Your task:
Only a number is wanted here: the number of lines of the data that include "Categorize".
-- START Records for the task --
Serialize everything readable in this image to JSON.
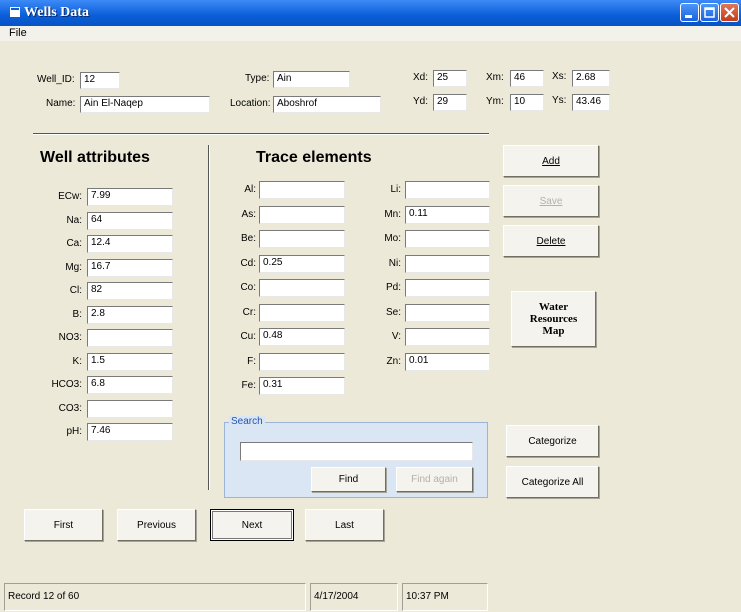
{
  "window": {
    "title": "Wells Data",
    "menu": [
      "File"
    ]
  },
  "header": {
    "well_id": {
      "label": "Well_ID:",
      "value": "12"
    },
    "name": {
      "label": "Name:",
      "value": "Ain El-Naqep"
    },
    "type": {
      "label": "Type:",
      "value": "Ain"
    },
    "location": {
      "label": "Location:",
      "value": "Aboshrof"
    },
    "xd": {
      "label": "Xd:",
      "value": "25"
    },
    "yd": {
      "label": "Yd:",
      "value": "29"
    },
    "xm": {
      "label": "Xm:",
      "value": "46"
    },
    "ym": {
      "label": "Ym:",
      "value": "10"
    },
    "xs": {
      "label": "Xs:",
      "value": "2.68"
    },
    "ys": {
      "label": "Ys:",
      "value": "43.46"
    }
  },
  "well_attributes": {
    "heading": "Well attributes",
    "fields": [
      {
        "label": "ECw:",
        "value": "7.99"
      },
      {
        "label": "Na:",
        "value": "64"
      },
      {
        "label": "Ca:",
        "value": "12.4"
      },
      {
        "label": "Mg:",
        "value": "16.7"
      },
      {
        "label": "Cl:",
        "value": "82"
      },
      {
        "label": "B:",
        "value": "2.8"
      },
      {
        "label": "NO3:",
        "value": ""
      },
      {
        "label": "K:",
        "value": "1.5"
      },
      {
        "label": "HCO3:",
        "value": "6.8"
      },
      {
        "label": "CO3:",
        "value": ""
      },
      {
        "label": "pH:",
        "value": "7.46"
      }
    ]
  },
  "trace_elements": {
    "heading": "Trace elements",
    "left": [
      {
        "label": "Al:",
        "value": ""
      },
      {
        "label": "As:",
        "value": ""
      },
      {
        "label": "Be:",
        "value": ""
      },
      {
        "label": "Cd:",
        "value": "0.25"
      },
      {
        "label": "Co:",
        "value": ""
      },
      {
        "label": "Cr:",
        "value": ""
      },
      {
        "label": "Cu:",
        "value": "0.48"
      },
      {
        "label": "F:",
        "value": ""
      },
      {
        "label": "Fe:",
        "value": "0.31"
      }
    ],
    "right": [
      {
        "label": "Li:",
        "value": ""
      },
      {
        "label": "Mn:",
        "value": "0.11"
      },
      {
        "label": "Mo:",
        "value": ""
      },
      {
        "label": "Ni:",
        "value": ""
      },
      {
        "label": "Pd:",
        "value": ""
      },
      {
        "label": "Se:",
        "value": ""
      },
      {
        "label": "V:",
        "value": ""
      },
      {
        "label": "Zn:",
        "value": "0.01"
      }
    ]
  },
  "actions": {
    "add": "Add",
    "save": "Save",
    "delete": "Delete",
    "map_line1": "Water",
    "map_line2": "Resources",
    "map_line3": "Map",
    "categorize": "Categorize",
    "categorize_all": "Categorize All"
  },
  "search": {
    "legend": "Search",
    "value": "",
    "find": "Find",
    "find_again": "Find again"
  },
  "navigation": {
    "first": "First",
    "previous": "Previous",
    "next": "Next",
    "last": "Last"
  },
  "status": {
    "record": "Record 12 of 60",
    "date": "4/17/2004",
    "time": "10:37 PM"
  }
}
-- END Records for the task --
Full output:
2